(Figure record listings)
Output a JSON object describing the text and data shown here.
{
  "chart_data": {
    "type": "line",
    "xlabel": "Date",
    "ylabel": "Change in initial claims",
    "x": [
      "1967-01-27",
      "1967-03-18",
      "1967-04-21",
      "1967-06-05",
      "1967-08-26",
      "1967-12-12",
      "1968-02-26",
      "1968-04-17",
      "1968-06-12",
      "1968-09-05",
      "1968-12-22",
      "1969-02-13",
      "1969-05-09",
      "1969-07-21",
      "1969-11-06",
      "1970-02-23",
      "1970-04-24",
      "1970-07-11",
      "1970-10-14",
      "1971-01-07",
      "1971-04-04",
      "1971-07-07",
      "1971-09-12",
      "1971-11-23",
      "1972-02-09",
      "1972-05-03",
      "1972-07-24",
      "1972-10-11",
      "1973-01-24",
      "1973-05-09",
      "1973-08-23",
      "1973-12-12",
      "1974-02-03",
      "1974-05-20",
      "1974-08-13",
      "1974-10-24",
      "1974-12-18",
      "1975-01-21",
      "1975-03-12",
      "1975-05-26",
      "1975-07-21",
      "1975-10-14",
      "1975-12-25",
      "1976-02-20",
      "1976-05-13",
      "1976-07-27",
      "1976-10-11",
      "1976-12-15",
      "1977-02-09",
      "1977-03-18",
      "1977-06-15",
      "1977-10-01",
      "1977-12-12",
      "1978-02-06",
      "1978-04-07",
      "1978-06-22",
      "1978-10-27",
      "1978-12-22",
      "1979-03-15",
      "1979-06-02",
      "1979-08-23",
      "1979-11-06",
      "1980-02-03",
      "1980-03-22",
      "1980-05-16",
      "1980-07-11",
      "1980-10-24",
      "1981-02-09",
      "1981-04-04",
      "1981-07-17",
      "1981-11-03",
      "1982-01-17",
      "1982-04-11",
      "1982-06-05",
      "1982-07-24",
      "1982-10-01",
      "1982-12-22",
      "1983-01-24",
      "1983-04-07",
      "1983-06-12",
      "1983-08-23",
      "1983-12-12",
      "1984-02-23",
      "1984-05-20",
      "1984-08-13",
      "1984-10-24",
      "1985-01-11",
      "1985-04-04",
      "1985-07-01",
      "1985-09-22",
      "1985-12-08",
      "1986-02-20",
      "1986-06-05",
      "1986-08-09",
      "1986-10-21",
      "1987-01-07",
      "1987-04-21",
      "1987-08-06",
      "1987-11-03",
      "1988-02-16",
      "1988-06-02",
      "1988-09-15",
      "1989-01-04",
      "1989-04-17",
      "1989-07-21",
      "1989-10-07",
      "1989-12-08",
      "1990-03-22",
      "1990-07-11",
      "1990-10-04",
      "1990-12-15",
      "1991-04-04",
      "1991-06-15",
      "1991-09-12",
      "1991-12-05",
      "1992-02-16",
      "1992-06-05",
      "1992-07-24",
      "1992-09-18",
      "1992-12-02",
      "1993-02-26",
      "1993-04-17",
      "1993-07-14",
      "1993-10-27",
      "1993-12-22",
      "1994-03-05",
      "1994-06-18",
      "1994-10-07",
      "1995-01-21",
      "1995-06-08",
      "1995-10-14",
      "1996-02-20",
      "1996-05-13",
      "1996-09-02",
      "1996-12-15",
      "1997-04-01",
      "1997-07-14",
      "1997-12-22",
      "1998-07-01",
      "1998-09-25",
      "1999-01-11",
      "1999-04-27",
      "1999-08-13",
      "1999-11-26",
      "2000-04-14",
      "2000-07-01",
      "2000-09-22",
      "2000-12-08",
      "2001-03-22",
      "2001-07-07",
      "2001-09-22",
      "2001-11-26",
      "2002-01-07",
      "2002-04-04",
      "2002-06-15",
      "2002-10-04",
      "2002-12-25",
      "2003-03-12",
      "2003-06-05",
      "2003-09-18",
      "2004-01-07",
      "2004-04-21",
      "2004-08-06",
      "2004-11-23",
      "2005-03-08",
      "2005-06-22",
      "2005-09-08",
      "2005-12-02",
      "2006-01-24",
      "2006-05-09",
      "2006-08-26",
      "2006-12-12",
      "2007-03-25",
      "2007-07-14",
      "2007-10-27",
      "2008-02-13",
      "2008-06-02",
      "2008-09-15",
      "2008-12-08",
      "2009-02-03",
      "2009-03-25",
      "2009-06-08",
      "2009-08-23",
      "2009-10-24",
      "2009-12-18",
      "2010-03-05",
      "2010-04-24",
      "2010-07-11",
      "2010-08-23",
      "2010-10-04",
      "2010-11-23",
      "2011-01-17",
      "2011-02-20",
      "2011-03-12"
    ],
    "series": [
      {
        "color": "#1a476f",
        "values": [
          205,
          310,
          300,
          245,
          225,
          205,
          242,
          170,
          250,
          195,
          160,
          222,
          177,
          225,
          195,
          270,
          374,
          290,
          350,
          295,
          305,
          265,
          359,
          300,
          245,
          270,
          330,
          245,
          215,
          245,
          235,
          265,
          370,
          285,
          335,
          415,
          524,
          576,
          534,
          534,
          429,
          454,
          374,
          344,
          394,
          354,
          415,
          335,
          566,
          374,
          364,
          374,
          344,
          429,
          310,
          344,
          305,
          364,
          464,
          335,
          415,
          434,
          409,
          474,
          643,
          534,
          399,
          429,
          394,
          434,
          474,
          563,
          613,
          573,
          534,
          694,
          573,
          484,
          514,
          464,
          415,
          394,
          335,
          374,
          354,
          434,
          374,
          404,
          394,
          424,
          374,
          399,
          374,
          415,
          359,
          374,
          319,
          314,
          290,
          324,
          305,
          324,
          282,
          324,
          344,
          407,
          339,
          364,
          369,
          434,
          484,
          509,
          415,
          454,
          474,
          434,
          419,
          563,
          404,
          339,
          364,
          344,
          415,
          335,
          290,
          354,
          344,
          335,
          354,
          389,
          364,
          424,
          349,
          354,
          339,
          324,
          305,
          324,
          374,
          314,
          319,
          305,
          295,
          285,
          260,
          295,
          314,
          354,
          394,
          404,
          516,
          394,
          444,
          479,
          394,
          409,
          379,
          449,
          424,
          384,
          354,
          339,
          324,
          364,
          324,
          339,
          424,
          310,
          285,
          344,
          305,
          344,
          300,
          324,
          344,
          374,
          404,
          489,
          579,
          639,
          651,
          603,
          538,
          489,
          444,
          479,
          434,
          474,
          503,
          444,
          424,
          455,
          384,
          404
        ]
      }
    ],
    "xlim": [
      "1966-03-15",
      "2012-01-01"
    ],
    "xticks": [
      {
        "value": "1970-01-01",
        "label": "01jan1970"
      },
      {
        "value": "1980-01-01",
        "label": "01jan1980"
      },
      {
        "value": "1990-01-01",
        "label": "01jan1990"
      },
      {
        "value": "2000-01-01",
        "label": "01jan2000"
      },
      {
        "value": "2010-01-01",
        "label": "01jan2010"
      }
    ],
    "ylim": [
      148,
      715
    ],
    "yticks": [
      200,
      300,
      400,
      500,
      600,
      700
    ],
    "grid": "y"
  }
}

STATED EXERCISE
Each line of the material should be echoed exactly.

EXPECTED ANSWER
Output a JSON object describing the text and data shown here.
{
  "chart_data": {
    "type": "line",
    "xlabel": "Date",
    "ylabel": "Change in initial claims",
    "x": [
      "1967-01-27",
      "1967-03-18",
      "1967-04-21",
      "1967-06-05",
      "1967-08-26",
      "1967-12-12",
      "1968-02-26",
      "1968-04-17",
      "1968-06-12",
      "1968-09-05",
      "1968-12-22",
      "1969-02-13",
      "1969-05-09",
      "1969-07-21",
      "1969-11-06",
      "1970-02-23",
      "1970-04-24",
      "1970-07-11",
      "1970-10-14",
      "1971-01-07",
      "1971-04-04",
      "1971-07-07",
      "1971-09-12",
      "1971-11-23",
      "1972-02-09",
      "1972-05-03",
      "1972-07-24",
      "1972-10-11",
      "1973-01-24",
      "1973-05-09",
      "1973-08-23",
      "1973-12-12",
      "1974-02-03",
      "1974-05-20",
      "1974-08-13",
      "1974-10-24",
      "1974-12-18",
      "1975-01-21",
      "1975-03-12",
      "1975-05-26",
      "1975-07-21",
      "1975-10-14",
      "1975-12-25",
      "1976-02-20",
      "1976-05-13",
      "1976-07-27",
      "1976-10-11",
      "1976-12-15",
      "1977-02-09",
      "1977-03-18",
      "1977-06-15",
      "1977-10-01",
      "1977-12-12",
      "1978-02-06",
      "1978-04-07",
      "1978-06-22",
      "1978-10-27",
      "1978-12-22",
      "1979-03-15",
      "1979-06-02",
      "1979-08-23",
      "1979-11-06",
      "1980-02-03",
      "1980-03-22",
      "1980-05-16",
      "1980-07-11",
      "1980-10-24",
      "1981-02-09",
      "1981-04-04",
      "1981-07-17",
      "1981-11-03",
      "1982-01-17",
      "1982-04-11",
      "1982-06-05",
      "1982-07-24",
      "1982-10-01",
      "1982-12-22",
      "1983-01-24",
      "1983-04-07",
      "1983-06-12",
      "1983-08-23",
      "1983-12-12",
      "1984-02-23",
      "1984-05-20",
      "1984-08-13",
      "1984-10-24",
      "1985-01-11",
      "1985-04-04",
      "1985-07-01",
      "1985-09-22",
      "1985-12-08",
      "1986-02-20",
      "1986-06-05",
      "1986-08-09",
      "1986-10-21",
      "1987-01-07",
      "1987-04-21",
      "1987-08-06",
      "1987-11-03",
      "1988-02-16",
      "1988-06-02",
      "1988-09-15",
      "1989-01-04",
      "1989-04-17",
      "1989-07-21",
      "1989-10-07",
      "1989-12-08",
      "1990-03-22",
      "1990-07-11",
      "1990-10-04",
      "1990-12-15",
      "1991-04-04",
      "1991-06-15",
      "1991-09-12",
      "1991-12-05",
      "1992-02-16",
      "1992-06-05",
      "1992-07-24",
      "1992-09-18",
      "1992-12-02",
      "1993-02-26",
      "1993-04-17",
      "1993-07-14",
      "1993-10-27",
      "1993-12-22",
      "1994-03-05",
      "1994-06-18",
      "1994-10-07",
      "1995-01-21",
      "1995-06-08",
      "1995-10-14",
      "1996-02-20",
      "1996-05-13",
      "1996-09-02",
      "1996-12-15",
      "1997-04-01",
      "1997-07-14",
      "1997-12-22",
      "1998-07-01",
      "1998-09-25",
      "1999-01-11",
      "1999-04-27",
      "1999-08-13",
      "1999-11-26",
      "2000-04-14",
      "2000-07-01",
      "2000-09-22",
      "2000-12-08",
      "2001-03-22",
      "2001-07-07",
      "2001-09-22",
      "2001-11-26",
      "2002-01-07",
      "2002-04-04",
      "2002-06-15",
      "2002-10-04",
      "2002-12-25",
      "2003-03-12",
      "2003-06-05",
      "2003-09-18",
      "2004-01-07",
      "2004-04-21",
      "2004-08-06",
      "2004-11-23",
      "2005-03-08",
      "2005-06-22",
      "2005-09-08",
      "2005-12-02",
      "2006-01-24",
      "2006-05-09",
      "2006-08-26",
      "2006-12-12",
      "2007-03-25",
      "2007-07-14",
      "2007-10-27",
      "2008-02-13",
      "2008-06-02",
      "2008-09-15",
      "2008-12-08",
      "2009-02-03",
      "2009-03-25",
      "2009-06-08",
      "2009-08-23",
      "2009-10-24",
      "2009-12-18",
      "2010-03-05",
      "2010-04-24",
      "2010-07-11",
      "2010-08-23",
      "2010-10-04",
      "2010-11-23",
      "2011-01-17",
      "2011-02-20",
      "2011-03-12"
    ],
    "series": [
      {
        "color": "#1a476f",
        "values": [
          205,
          310,
          300,
          245,
          225,
          205,
          242,
          170,
          250,
          195,
          160,
          222,
          177,
          225,
          195,
          270,
          374,
          290,
          350,
          295,
          305,
          265,
          359,
          300,
          245,
          270,
          330,
          245,
          215,
          245,
          235,
          265,
          370,
          285,
          335,
          415,
          524,
          576,
          534,
          534,
          429,
          454,
          374,
          344,
          394,
          354,
          415,
          335,
          566,
          374,
          364,
          374,
          344,
          429,
          310,
          344,
          305,
          364,
          464,
          335,
          415,
          434,
          409,
          474,
          643,
          534,
          399,
          429,
          394,
          434,
          474,
          563,
          613,
          573,
          534,
          694,
          573,
          484,
          514,
          464,
          415,
          394,
          335,
          374,
          354,
          434,
          374,
          404,
          394,
          424,
          374,
          399,
          374,
          415,
          359,
          374,
          319,
          314,
          290,
          324,
          305,
          324,
          282,
          324,
          344,
          407,
          339,
          364,
          369,
          434,
          484,
          509,
          415,
          454,
          474,
          434,
          419,
          563,
          404,
          339,
          364,
          344,
          415,
          335,
          290,
          354,
          344,
          335,
          354,
          389,
          364,
          424,
          349,
          354,
          339,
          324,
          305,
          324,
          374,
          314,
          319,
          305,
          295,
          285,
          260,
          295,
          314,
          354,
          394,
          404,
          516,
          394,
          444,
          479,
          394,
          409,
          379,
          449,
          424,
          384,
          354,
          339,
          324,
          364,
          324,
          339,
          424,
          310,
          285,
          344,
          305,
          344,
          300,
          324,
          344,
          374,
          404,
          489,
          579,
          639,
          651,
          603,
          538,
          489,
          444,
          479,
          434,
          474,
          503,
          444,
          424,
          455,
          384,
          404
        ]
      }
    ],
    "xlim": [
      "1966-03-15",
      "2012-01-01"
    ],
    "xticks": [
      {
        "value": "1970-01-01",
        "label": "01jan1970"
      },
      {
        "value": "1980-01-01",
        "label": "01jan1980"
      },
      {
        "value": "1990-01-01",
        "label": "01jan1990"
      },
      {
        "value": "2000-01-01",
        "label": "01jan2000"
      },
      {
        "value": "2010-01-01",
        "label": "01jan2010"
      }
    ],
    "ylim": [
      148,
      715
    ],
    "yticks": [
      200,
      300,
      400,
      500,
      600,
      700
    ],
    "grid": "y"
  }
}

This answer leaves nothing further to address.